» **The request**: Repeat the records in full and exactly, omitting pictures.

— begin Given records —

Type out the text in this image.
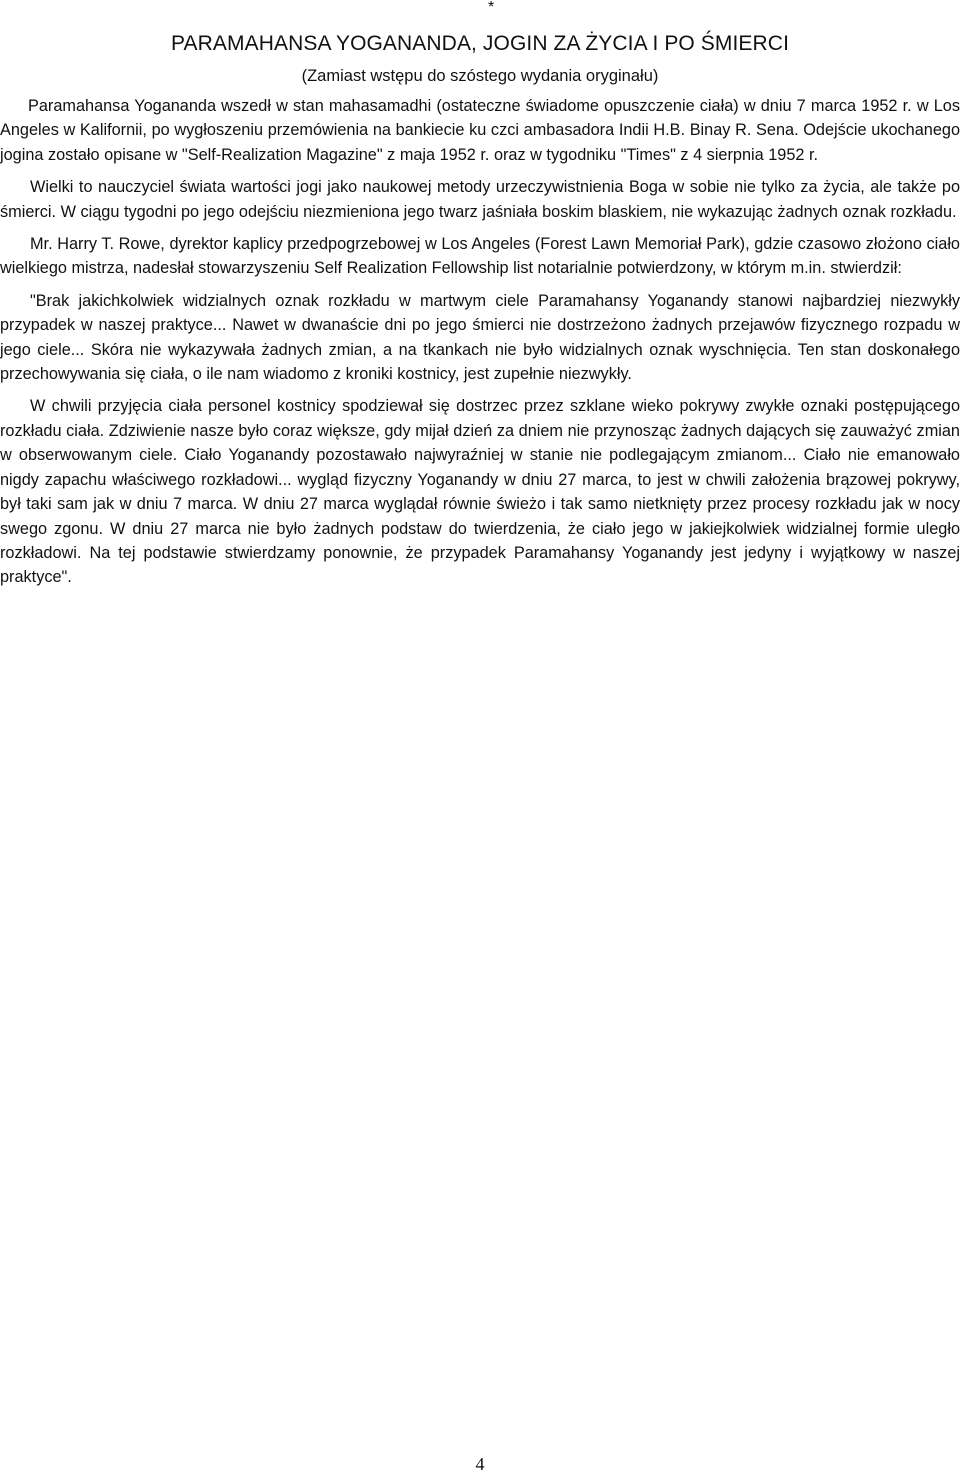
*
PARAMAHANSA YOGANANDA, JOGIN ZA ŻYCIA I PO ŚMIERCI
(Zamiast wstępu do szóstego wydania oryginału)

Paramahansa Yogananda wszedł w stan mahasamadhi (ostateczne świadome opuszczenie ciała) w dniu 7 marca 1952 r. w Los Angeles w Kalifornii, po wygłoszeniu przemówienia na bankiecie ku czci ambasadora Indii H.B. Binay R. Sena. Odejście ukochanego jogina zostało opisane w "Self-Realization Magazine" z maja 1952 r. oraz w tygodniku "Times" z 4 sierpnia 1952 r.

Wielki to nauczyciel świata wartości jogi jako naukowej metody urzeczywistnienia Boga w sobie nie tylko za życia, ale także po śmierci. W ciągu tygodni po jego odejściu niezmieniona jego twarz jaśniała boskim blaskiem, nie wykazując żadnych oznak rozkładu.

Mr. Harry T. Rowe, dyrektor kaplicy przedpogrzebowej w Los Angeles (Forest Lawn Memoriał Park), gdzie czasowo złożono ciało wielkiego mistrza, nadesłał stowarzyszeniu Self Realization Fellowship list notarialnie potwierdzony, w którym m.in. stwierdził:

"Brak jakichkolwiek widzialnych oznak rozkładu w martwym ciele Paramahansy Yoganandy stanowi najbardziej niezwykły przypadek w naszej praktyce... Nawet w dwanaście dni po jego śmierci nie dostrzeżono żadnych przejawów fizycznego rozpadu w jego ciele... Skóra nie wykazywała żadnych zmian, a na tkankach nie było widzialnych oznak wyschnięcia. Ten stan doskonałego przechowywania się ciała, o ile nam wiadomo z kroniki kostnicy, jest zupełnie niezwykły.

W chwili przyjęcia ciała personel kostnicy spodziewał się dostrzec przez szklane wieko pokrywy zwykłe oznaki postępującego rozkładu ciała. Zdziwienie nasze było coraz większe, gdy mijał dzień za dniem nie przynosząc żadnych dających się zauważyć zmian w obserwowanym ciele. Ciało Yoganandy pozostawało najwyraźniej w stanie nie podlegającym zmianom... Ciało nie emanowało nigdy zapachu właściwego rozkładowi... wygląd fizyczny Yoganandy w dniu 27 marca, to jest w chwili założenia brązowej pokrywy, był taki sam jak w dniu 7 marca. W dniu 27 marca wyglądał równie świeżo i tak samo nietknięty przez procesy rozkładu jak w nocy swego zgonu. W dniu 27 marca nie było żadnych podstaw do twierdzenia, że ciało jego w jakiejkolwiek widzialnej formie uległo rozkładowi. Na tej podstawie stwierdzamy ponownie, że przypadek Paramahansy Yoganandy jest jedyny i wyjątkowy w naszej praktyce".

4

— end Given records —

» **The completed task**:
Type out the text in this image.
*
PARAMAHANSA YOGANANDA, JOGIN ZA ŻYCIA I PO ŚMIERCI
(Zamiast wstępu do szóstego wydania oryginału)

Paramahansa Yogananda wszedł w stan mahasamadhi (ostateczne świadome opuszczenie ciała) w dniu 7 marca 1952 r. w Los Angeles w Kalifornii, po wygłoszeniu przemówienia na bankiecie ku czci ambasadora Indii H.B. Binay R. Sena. Odejście ukochanego jogina zostało opisane w "Self-Realization Magazine" z maja 1952 r. oraz w tygodniku "Times" z 4 sierpnia 1952 r.

Wielki to nauczyciel świata wartości jogi jako naukowej metody urzeczywistnienia Boga w sobie nie tylko za życia, ale także po śmierci. W ciągu tygodni po jego odejściu niezmieniona jego twarz jaśniała boskim blaskiem, nie wykazując żadnych oznak rozkładu.

Mr. Harry T. Rowe, dyrektor kaplicy przedpogrzebowej w Los Angeles (Forest Lawn Memoriał Park), gdzie czasowo złożono ciało wielkiego mistrza, nadesłał stowarzyszeniu Self Realization Fellowship list notarialnie potwierdzony, w którym m.in. stwierdził:

"Brak jakichkolwiek widzialnych oznak rozkładu w martwym ciele Paramahansy Yoganandy stanowi najbardziej niezwykły przypadek w naszej praktyce... Nawet w dwanaście dni po jego śmierci nie dostrzeżono żadnych przejawów fizycznego rozpadu w jego ciele... Skóra nie wykazywała żadnych zmian, a na tkankach nie było widzialnych oznak wyschnięcia. Ten stan doskonałego przechowywania się ciała, o ile nam wiadomo z kroniki kostnicy, jest zupełnie niezwykły.

W chwili przyjęcia ciała personel kostnicy spodziewał się dostrzec przez szklane wieko pokrywy zwykłe oznaki postępującego rozkładu ciała. Zdziwienie nasze było coraz większe, gdy mijał dzień za dniem nie przynosząc żadnych dających się zauważyć zmian w obserwowanym ciele. Ciało Yoganandy pozostawało najwyraźniej w stanie nie podlegającym zmianom... Ciało nie emanowało nigdy zapachu właściwego rozkładowi... wygląd fizyczny Yoganandy w dniu 27 marca, to jest w chwili założenia brązowej pokrywy, był taki sam jak w dniu 7 marca. W dniu 27 marca wyglądał równie świeżo i tak samo nietknięty przez procesy rozkładu jak w nocy swego zgonu. W dniu 27 marca nie było żadnych podstaw do twierdzenia, że ciało jego w jakiejkolwiek widzialnej formie uległo rozkładowi. Na tej podstawie stwierdzamy ponownie, że przypadek Paramahansy Yoganandy jest jedyny i wyjątkowy w naszej praktyce".

4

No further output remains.